--- Start ---

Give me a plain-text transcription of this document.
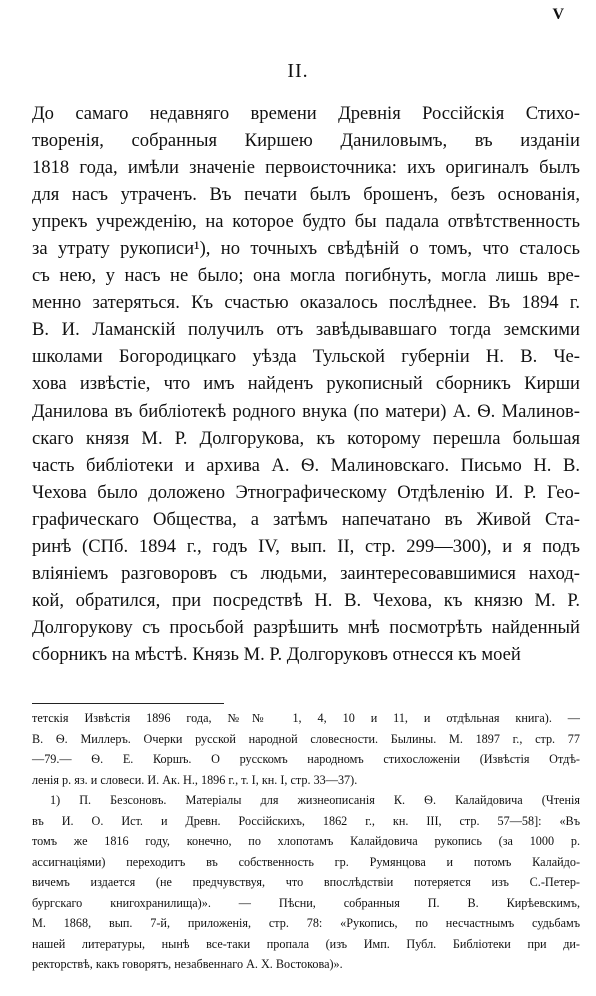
V
II.
До самаго недавняго времени Древнія Россійскія Стихо-
творенія, собранныя Киршею Даниловымъ, въ изданіи
1818 года, имѣли значеніе первоисточника: ихъ оригиналъ былъ
для насъ утраченъ. Въ печати былъ брошенъ, безъ основанія,
упрекъ учрежденію, на которое будто бы падала отвѣтственность
за утрату рукописи¹), но точныхъ свѣдѣній о томъ, что сталось
съ нею, у насъ не было; она могла погибнуть, могла лишь вре-
менно затеряться. Къ счастью оказалось послѣднее. Въ 1894 г.
В. И. Ламанскій получилъ отъ завѣдывавшаго тогда земскими
школами Богородицкаго уѣзда Тульской губерніи Н. В. Че-
хова извѣстіе, что имъ найденъ рукописный сборникъ Кирши
Данилова въ библіотекѣ родного внука (по матери) А. Ѳ. Малинов-
скаго князя М. Р. Долгорукова, къ которому перешла большая
часть библіотеки и архива А. Ѳ. Малиновскаго. Письмо Н. В.
Чехова было доложено Этнографическому Отдѣленію И. Р. Гео-
графическаго Общества, а затѣмъ напечатано въ Живой Ста-
ринѣ (СПб. 1894 г., годъ IV, вып. II, стр. 299—300), и я подъ
вліяніемъ разговоровъ съ людьми, заинтересовавшимися наход-
кой, обратился, при посредствѣ Н. В. Чехова, къ князю М. Р.
Долгорукову съ просьбой разрѣшить мнѣ посмотрѣть найденный
сборникъ на мѣстѣ. Князь М. Р. Долгоруковъ отнесся къ моей
тетскія Извѣстія 1896 года, №№ 1, 4, 10 и 11, и отдѣльная книга). —
В. Ѳ. Миллеръ. Очерки русской народной словесности. Былины. М. 1897 г., стр. 77
—79.— Ѳ. Е. Коршъ. О русскомъ народномъ стихосложеніи (Извѣстія Отдѣ-
ленія р. яз. и словеси. И. Ак. Н., 1896 г., т. I, кн. I, стр. 33—37).
1) П. Безсоновъ. Матеріалы для жизнеописанія К. Ѳ. Калайдовича (Чтенія
въ И. О. Ист. и Древн. Россійскихъ, 1862 г., кн. III, стр. 57—58]: «Въ
томъ же 1816 году, конечно, по хлопотамъ Калайдовича рукопись (за 1000 р.
ассигнаціями) переходитъ въ собственность гр. Румянцова и потомъ Калайдо-
вичемъ издается (не предчувствуя, что впослѣдствіи потеряется изъ С.-Петер-
бургскаго книгохранилища)». — Пѣсни, собранныя П. В. Кирѣевскимъ,
М. 1868, вып. 7-й, приложенія, стр. 78: «Рукопись, по несчастнымъ судьбамъ
нашей литературы, нынѣ все-таки пропала (изъ Имп. Публ. Библіотеки при ди-
ректорствѣ, какъ говорятъ, незабвеннаго А. Х. Востокова)».
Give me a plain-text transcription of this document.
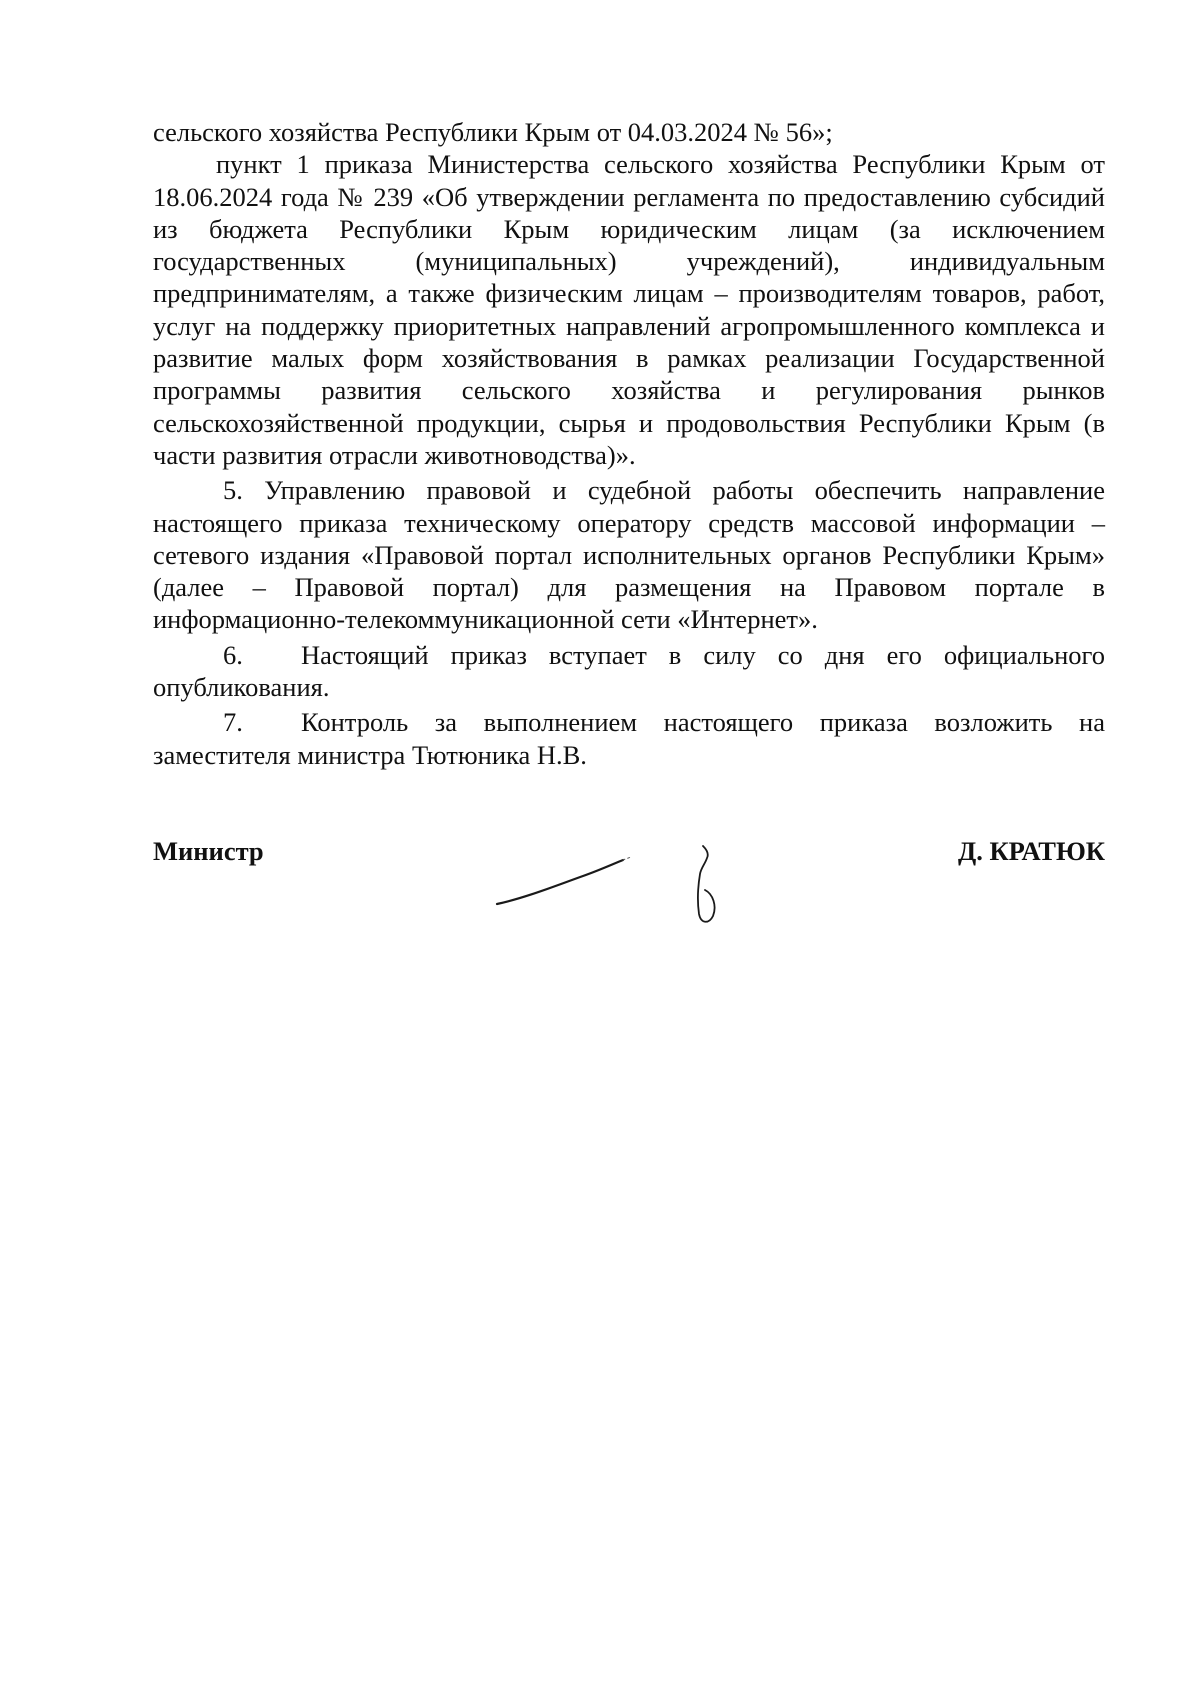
сельского хозяйства Республики Крым от 04.03.2024 № 56»;

пункт 1 приказа Министерства сельского хозяйства Республики Крым от 18.06.2024 года № 239 «Об утверждении регламента по предоставлению субсидий из бюджета Республики Крым юридическим лицам (за исключением государственных (муниципальных) учреждений), индивидуальным предпринимателям, а также физическим лицам – производителям товаров, работ, услуг на поддержку приоритетных направлений агропромышленного комплекса и развитие малых форм хозяйствования в рамках реализации Государственной программы развития сельского хозяйства и регулирования рынков сельскохозяйственной продукции, сырья и продовольствия Республики Крым (в части развития отрасли животноводства)».

5. Управлению правовой и судебной работы обеспечить направление настоящего приказа техническому оператору средств массовой информации – сетевого издания «Правовой портал исполнительных органов Республики Крым» (далее – Правовой портал) для размещения на Правовом портале в информационно-телекоммуникационной сети «Интернет».

6. Настоящий приказ вступает в силу со дня его официального опубликования.

7. Контроль за выполнением настоящего приказа возложить на заместителя министра Тютюника Н.В.

Министр	Д. КРАТЮК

--- End ---

WHAT THE TASK ASKS -
Locate each line with the word "собранныя" and copy it.

OUTPUT FOR THIS TASK -
творенія, собранныя Киршею Даниловымъ, въ изданіи
бургскаго книгохранилища)». — Пѣсни, собранныя П. В. Кирѣевскимъ,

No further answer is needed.